**YOUR GOAL**
Extract the lines that hold the string "Fernmeldewesen".

**Entries taken from a collection**
┌────────

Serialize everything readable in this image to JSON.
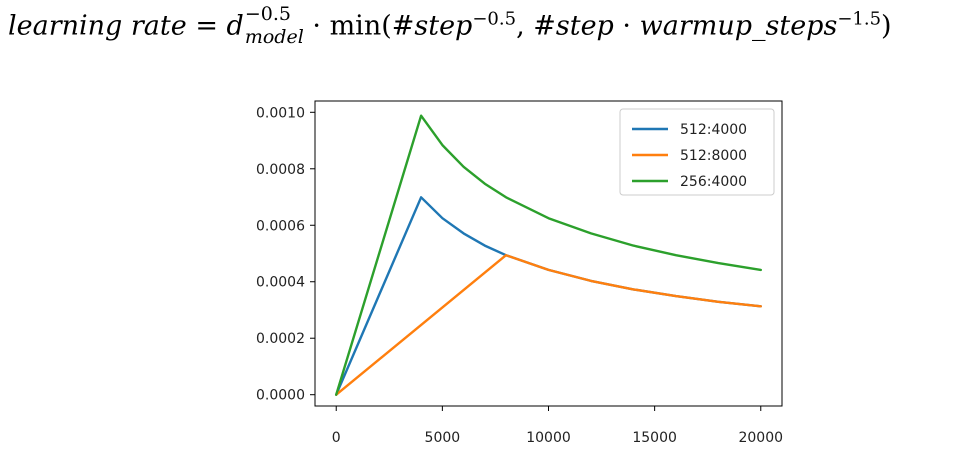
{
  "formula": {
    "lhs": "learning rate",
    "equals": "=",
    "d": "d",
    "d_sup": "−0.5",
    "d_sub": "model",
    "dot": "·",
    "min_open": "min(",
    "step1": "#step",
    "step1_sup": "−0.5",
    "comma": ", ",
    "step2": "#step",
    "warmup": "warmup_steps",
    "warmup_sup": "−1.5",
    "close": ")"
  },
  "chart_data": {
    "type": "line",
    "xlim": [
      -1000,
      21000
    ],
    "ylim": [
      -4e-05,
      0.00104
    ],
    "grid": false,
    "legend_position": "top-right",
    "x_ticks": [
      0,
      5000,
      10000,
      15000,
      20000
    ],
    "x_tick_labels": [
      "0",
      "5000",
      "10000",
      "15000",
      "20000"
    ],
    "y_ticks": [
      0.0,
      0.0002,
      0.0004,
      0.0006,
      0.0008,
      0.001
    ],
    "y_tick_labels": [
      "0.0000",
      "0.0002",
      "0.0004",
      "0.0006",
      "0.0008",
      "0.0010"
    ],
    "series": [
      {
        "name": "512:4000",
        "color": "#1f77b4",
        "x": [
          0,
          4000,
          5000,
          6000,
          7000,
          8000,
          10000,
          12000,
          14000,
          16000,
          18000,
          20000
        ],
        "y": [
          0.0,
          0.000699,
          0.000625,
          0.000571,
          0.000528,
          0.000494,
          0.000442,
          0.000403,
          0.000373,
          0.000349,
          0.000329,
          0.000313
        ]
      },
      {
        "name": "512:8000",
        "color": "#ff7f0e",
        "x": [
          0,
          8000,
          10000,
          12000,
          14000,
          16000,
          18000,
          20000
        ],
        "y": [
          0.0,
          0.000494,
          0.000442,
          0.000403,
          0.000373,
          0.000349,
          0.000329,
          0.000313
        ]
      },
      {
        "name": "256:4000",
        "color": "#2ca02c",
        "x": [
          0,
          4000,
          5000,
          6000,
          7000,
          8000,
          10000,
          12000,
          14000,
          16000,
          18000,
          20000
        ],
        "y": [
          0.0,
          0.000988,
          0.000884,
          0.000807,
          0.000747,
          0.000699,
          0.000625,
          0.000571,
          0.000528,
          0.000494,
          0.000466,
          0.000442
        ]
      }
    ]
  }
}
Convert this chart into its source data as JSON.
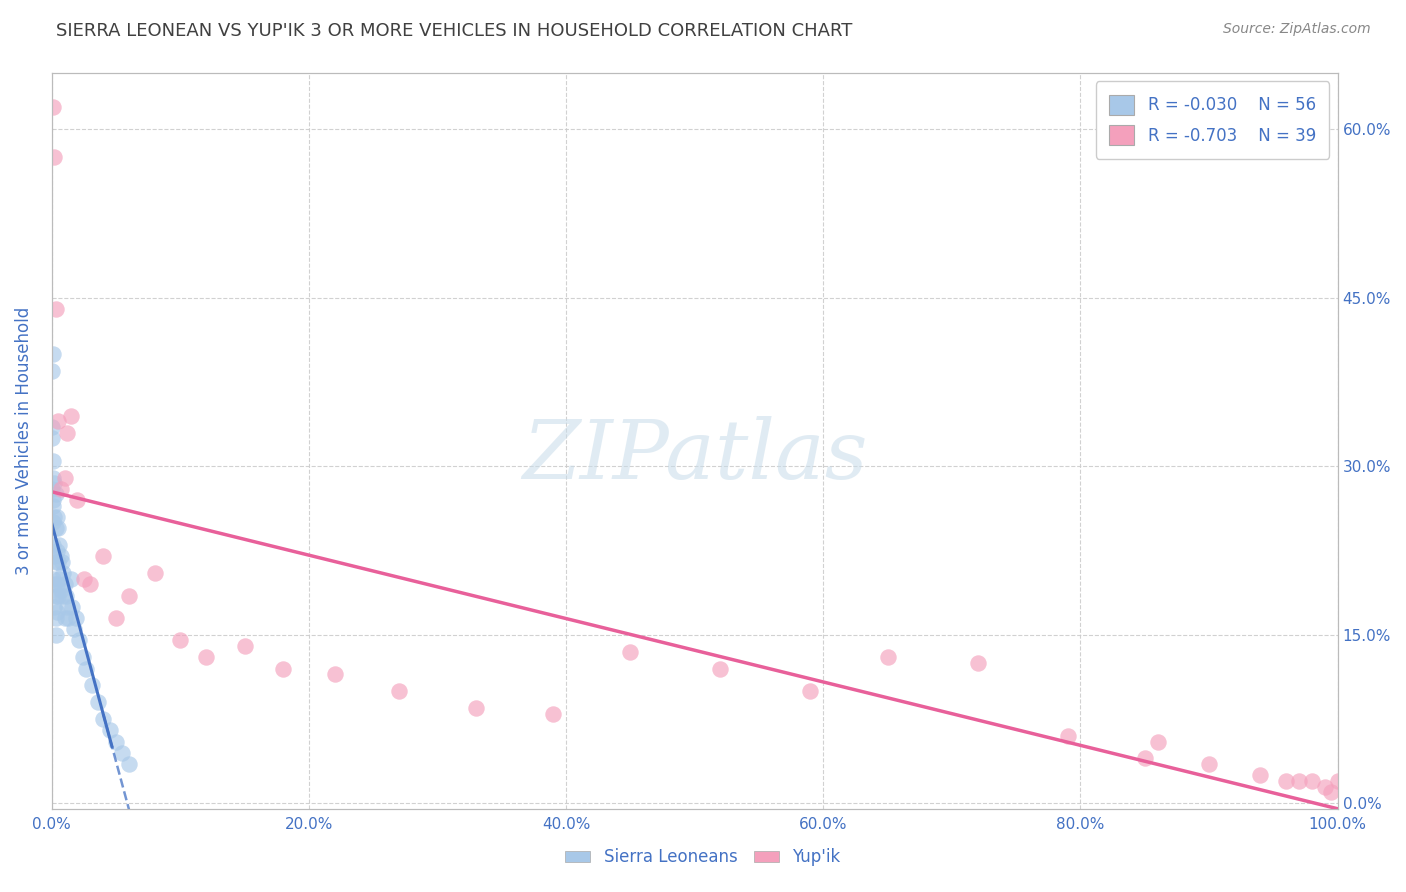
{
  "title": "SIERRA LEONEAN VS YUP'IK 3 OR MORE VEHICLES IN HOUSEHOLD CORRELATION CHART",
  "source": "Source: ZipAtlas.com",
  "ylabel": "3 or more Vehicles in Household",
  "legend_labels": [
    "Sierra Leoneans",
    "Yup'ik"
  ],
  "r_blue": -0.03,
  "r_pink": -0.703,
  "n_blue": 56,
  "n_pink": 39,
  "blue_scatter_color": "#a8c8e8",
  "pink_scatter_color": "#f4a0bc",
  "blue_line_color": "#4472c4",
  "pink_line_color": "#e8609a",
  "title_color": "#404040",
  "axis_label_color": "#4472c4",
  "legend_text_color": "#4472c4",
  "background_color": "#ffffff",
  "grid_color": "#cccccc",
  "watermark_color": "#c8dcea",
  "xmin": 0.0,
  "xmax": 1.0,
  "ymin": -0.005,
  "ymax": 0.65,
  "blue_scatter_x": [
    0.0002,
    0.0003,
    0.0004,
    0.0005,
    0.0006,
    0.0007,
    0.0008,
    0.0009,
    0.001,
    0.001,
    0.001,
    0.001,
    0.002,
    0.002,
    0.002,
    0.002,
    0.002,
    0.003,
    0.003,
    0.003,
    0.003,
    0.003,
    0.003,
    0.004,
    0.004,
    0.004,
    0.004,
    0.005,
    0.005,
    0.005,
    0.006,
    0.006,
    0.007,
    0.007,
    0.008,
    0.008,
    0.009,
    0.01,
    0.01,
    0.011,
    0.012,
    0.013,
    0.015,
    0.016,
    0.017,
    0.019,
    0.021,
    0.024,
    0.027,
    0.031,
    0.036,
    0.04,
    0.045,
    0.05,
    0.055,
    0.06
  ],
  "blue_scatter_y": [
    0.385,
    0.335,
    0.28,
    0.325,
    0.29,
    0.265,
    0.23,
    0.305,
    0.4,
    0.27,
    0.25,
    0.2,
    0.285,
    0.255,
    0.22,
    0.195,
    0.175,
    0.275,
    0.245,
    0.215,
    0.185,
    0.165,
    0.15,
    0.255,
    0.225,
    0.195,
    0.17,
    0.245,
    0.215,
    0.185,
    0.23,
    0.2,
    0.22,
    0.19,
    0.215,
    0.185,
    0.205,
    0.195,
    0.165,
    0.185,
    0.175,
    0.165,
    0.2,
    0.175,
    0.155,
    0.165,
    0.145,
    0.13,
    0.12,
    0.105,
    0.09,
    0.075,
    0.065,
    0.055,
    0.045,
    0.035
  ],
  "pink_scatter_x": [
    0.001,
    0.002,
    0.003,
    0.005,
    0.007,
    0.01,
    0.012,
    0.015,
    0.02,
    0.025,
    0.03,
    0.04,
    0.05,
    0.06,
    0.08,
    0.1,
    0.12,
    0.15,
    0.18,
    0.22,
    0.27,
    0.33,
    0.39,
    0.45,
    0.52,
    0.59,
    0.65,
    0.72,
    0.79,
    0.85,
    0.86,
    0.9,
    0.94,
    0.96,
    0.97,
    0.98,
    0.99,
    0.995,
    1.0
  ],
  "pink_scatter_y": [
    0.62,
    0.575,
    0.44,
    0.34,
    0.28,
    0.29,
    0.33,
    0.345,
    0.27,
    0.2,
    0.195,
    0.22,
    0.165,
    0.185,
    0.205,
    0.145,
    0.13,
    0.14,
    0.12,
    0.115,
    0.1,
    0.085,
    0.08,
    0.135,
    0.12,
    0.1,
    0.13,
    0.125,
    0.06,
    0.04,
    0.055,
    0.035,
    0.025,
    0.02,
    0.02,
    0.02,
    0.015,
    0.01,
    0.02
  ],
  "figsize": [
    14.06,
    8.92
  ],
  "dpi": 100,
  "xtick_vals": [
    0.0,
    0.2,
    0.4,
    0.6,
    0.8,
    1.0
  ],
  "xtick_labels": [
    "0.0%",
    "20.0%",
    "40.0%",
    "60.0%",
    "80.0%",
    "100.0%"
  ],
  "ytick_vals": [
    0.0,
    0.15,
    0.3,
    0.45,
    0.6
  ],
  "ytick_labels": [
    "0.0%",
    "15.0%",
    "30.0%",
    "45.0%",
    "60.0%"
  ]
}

└────────
┌────────

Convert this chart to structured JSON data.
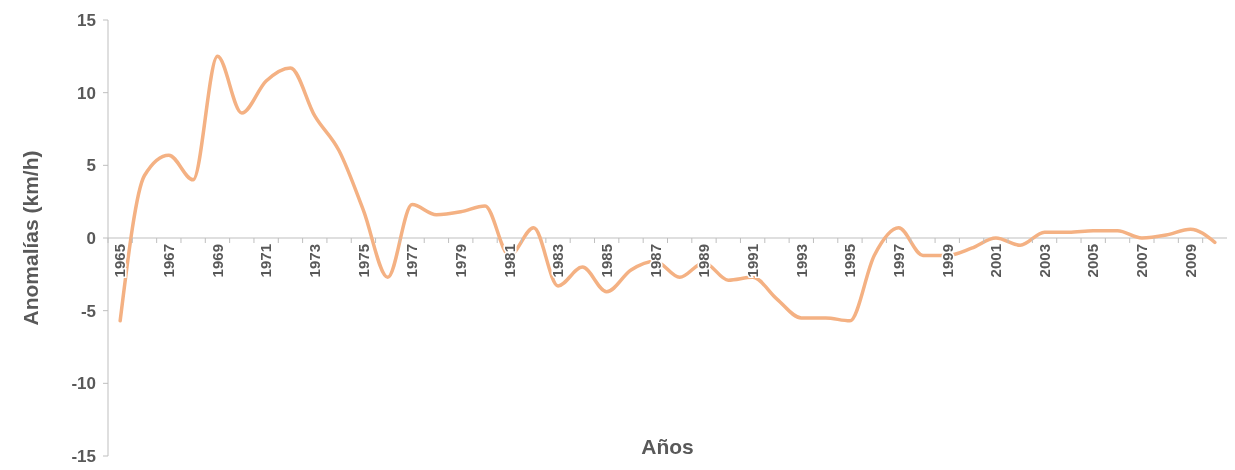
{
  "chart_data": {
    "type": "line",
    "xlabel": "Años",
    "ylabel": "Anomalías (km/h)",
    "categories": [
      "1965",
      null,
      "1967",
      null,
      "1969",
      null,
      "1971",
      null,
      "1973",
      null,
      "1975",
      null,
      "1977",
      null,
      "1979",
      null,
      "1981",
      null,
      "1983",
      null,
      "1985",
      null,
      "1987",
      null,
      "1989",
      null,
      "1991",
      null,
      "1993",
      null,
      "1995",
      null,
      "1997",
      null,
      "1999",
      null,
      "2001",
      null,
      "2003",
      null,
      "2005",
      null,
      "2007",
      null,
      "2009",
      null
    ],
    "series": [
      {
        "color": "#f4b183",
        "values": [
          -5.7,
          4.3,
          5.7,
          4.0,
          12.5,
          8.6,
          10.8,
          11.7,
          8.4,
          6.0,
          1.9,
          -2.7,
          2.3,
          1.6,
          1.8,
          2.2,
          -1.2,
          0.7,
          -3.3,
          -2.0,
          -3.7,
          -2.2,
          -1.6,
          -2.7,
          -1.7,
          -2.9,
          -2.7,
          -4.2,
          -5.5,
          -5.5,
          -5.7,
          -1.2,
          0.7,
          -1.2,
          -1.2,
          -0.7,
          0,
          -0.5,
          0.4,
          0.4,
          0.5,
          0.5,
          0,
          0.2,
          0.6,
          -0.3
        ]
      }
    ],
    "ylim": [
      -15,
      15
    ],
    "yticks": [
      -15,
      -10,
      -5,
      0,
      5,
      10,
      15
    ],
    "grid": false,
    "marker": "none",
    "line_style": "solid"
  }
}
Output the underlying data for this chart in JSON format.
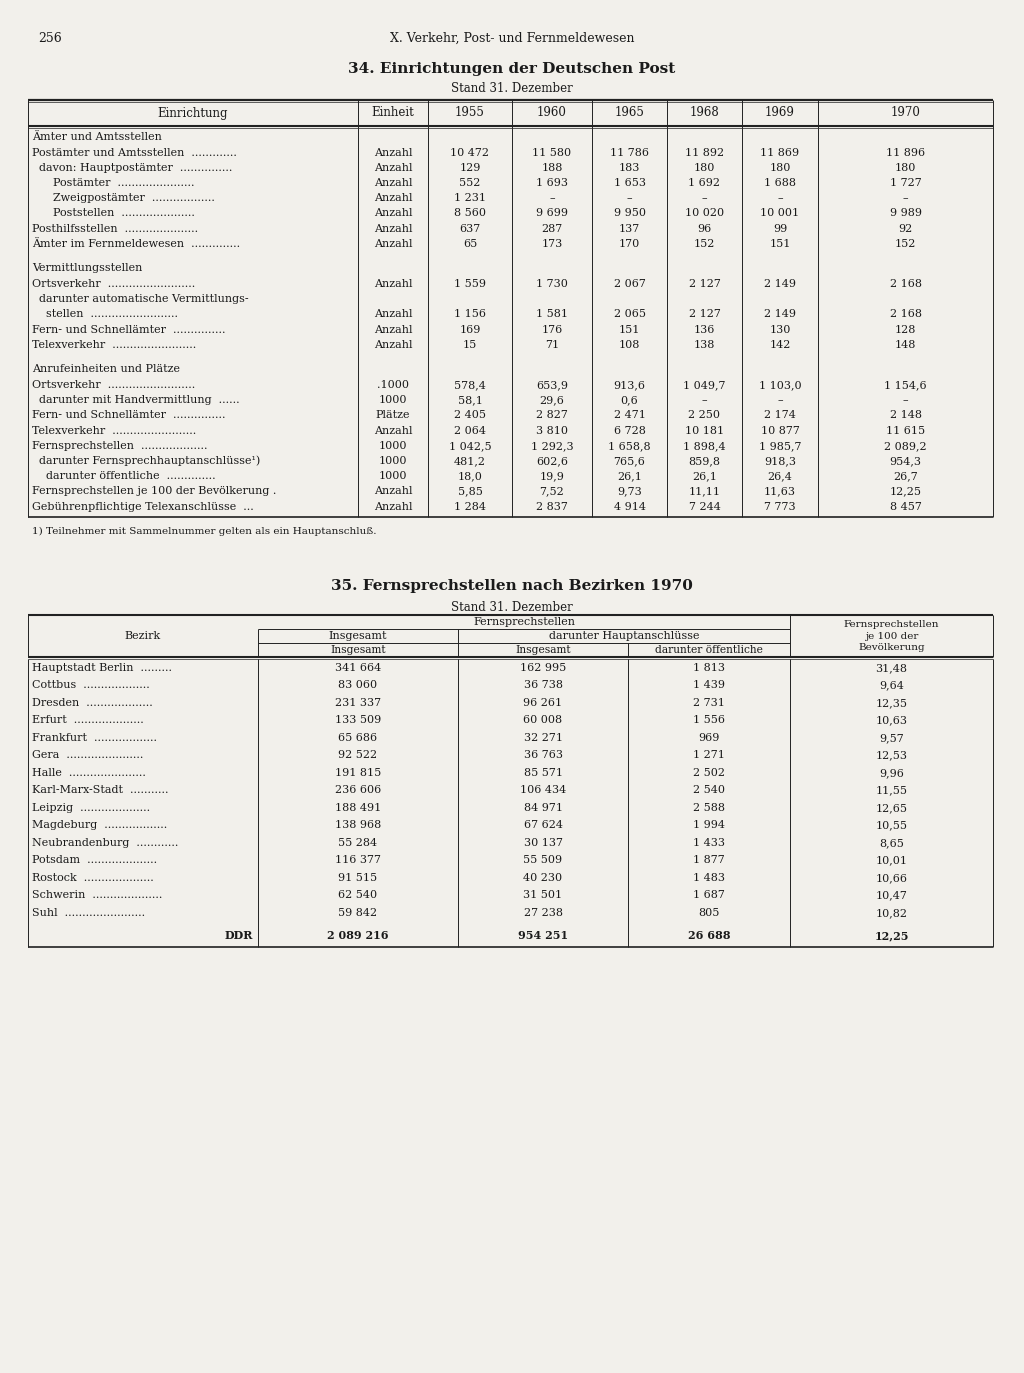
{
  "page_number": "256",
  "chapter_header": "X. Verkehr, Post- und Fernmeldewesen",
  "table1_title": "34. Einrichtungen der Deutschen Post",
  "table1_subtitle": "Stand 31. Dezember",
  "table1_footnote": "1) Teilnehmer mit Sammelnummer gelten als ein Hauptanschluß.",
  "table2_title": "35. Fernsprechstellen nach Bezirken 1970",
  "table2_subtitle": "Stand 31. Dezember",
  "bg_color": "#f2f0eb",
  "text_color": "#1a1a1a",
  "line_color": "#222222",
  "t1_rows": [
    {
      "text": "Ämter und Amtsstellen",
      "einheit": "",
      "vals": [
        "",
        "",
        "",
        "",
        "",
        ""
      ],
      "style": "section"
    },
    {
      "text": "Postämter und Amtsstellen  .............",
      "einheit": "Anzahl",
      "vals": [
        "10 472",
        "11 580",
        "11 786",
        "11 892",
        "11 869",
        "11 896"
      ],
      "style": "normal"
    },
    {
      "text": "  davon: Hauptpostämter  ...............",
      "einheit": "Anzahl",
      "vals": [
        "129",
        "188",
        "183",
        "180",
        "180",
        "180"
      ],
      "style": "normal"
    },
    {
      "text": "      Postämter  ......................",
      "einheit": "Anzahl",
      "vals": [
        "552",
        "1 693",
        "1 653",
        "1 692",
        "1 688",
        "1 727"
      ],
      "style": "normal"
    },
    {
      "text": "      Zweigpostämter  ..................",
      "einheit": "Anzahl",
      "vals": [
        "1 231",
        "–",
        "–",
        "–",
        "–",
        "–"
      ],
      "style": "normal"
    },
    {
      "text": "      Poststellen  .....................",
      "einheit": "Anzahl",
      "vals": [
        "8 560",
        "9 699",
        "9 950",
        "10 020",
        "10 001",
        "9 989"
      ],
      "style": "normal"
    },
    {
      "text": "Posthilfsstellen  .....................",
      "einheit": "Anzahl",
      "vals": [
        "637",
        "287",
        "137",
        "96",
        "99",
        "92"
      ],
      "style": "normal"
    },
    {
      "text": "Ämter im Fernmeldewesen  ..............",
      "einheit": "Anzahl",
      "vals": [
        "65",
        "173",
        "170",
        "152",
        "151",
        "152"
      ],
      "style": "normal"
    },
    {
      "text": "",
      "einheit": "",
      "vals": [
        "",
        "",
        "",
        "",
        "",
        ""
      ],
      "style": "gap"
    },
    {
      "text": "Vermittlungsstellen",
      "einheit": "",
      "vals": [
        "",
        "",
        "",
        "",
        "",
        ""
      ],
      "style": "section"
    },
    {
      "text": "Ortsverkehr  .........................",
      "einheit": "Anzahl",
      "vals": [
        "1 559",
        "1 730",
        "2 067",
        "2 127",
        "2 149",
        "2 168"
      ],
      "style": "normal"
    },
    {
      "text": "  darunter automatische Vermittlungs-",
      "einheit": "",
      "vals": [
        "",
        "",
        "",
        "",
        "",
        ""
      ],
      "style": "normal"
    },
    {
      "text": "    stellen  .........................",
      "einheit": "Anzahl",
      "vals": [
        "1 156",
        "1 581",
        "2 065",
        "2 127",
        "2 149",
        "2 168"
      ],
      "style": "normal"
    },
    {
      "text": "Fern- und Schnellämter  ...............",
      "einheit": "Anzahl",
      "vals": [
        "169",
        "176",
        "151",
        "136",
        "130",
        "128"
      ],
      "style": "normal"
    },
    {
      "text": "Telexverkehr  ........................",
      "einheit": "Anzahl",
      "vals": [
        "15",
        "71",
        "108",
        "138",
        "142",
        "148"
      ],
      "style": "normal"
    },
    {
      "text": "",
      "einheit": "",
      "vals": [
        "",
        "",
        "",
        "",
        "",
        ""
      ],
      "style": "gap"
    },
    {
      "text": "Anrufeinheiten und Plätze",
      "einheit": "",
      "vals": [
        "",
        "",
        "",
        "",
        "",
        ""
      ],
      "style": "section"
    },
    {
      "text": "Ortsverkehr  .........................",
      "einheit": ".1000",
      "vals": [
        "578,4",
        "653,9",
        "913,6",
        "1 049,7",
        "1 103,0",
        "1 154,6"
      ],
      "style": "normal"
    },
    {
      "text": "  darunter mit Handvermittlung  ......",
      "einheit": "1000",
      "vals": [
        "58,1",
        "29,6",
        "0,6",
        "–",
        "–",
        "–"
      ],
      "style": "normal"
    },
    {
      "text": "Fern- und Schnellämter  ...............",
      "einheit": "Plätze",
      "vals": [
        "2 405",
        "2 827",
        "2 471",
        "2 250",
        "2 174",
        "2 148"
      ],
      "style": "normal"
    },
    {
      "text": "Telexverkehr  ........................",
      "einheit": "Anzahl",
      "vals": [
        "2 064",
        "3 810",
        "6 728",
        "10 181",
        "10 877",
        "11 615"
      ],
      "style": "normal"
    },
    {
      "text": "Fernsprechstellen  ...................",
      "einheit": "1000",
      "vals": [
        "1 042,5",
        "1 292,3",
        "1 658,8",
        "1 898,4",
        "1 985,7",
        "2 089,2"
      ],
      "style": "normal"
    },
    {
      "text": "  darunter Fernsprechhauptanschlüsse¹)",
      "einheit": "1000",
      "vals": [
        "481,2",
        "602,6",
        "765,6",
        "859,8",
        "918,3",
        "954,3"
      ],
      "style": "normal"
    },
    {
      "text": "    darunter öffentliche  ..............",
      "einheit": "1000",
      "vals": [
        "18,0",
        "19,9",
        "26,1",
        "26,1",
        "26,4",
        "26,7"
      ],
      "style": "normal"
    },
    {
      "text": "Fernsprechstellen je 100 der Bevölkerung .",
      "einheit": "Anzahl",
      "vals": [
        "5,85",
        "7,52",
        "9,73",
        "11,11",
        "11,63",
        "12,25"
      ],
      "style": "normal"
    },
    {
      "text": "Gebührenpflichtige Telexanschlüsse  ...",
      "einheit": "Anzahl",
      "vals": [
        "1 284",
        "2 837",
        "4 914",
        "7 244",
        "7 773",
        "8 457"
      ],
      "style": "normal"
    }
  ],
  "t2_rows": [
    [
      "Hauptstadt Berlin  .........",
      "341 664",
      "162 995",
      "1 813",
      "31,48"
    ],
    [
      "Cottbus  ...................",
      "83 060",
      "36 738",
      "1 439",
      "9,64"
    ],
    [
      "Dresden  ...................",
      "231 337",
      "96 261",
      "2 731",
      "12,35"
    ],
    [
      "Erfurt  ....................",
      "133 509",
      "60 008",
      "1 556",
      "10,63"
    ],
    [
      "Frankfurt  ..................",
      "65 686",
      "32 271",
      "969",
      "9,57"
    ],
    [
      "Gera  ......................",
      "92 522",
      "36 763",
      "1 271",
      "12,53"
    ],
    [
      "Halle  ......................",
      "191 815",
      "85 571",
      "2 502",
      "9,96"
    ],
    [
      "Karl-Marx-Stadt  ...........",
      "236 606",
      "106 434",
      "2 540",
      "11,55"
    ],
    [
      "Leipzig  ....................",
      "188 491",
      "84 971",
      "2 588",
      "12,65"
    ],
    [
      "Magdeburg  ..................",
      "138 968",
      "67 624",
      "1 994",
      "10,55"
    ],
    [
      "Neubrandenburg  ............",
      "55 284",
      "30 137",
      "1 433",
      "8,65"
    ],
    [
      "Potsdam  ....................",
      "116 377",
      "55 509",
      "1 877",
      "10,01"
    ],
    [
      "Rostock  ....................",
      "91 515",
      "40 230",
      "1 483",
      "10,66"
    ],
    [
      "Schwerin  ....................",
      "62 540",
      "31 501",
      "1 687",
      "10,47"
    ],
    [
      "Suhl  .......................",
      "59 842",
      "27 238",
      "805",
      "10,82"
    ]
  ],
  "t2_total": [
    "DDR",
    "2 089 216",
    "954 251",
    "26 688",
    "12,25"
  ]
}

└────────

**THE REPLY**
  "chapter_header": "X. Verkehr, Post- und Fernmeldewesen",
      "text": "Ämter im Fernmeldewesen  ..............",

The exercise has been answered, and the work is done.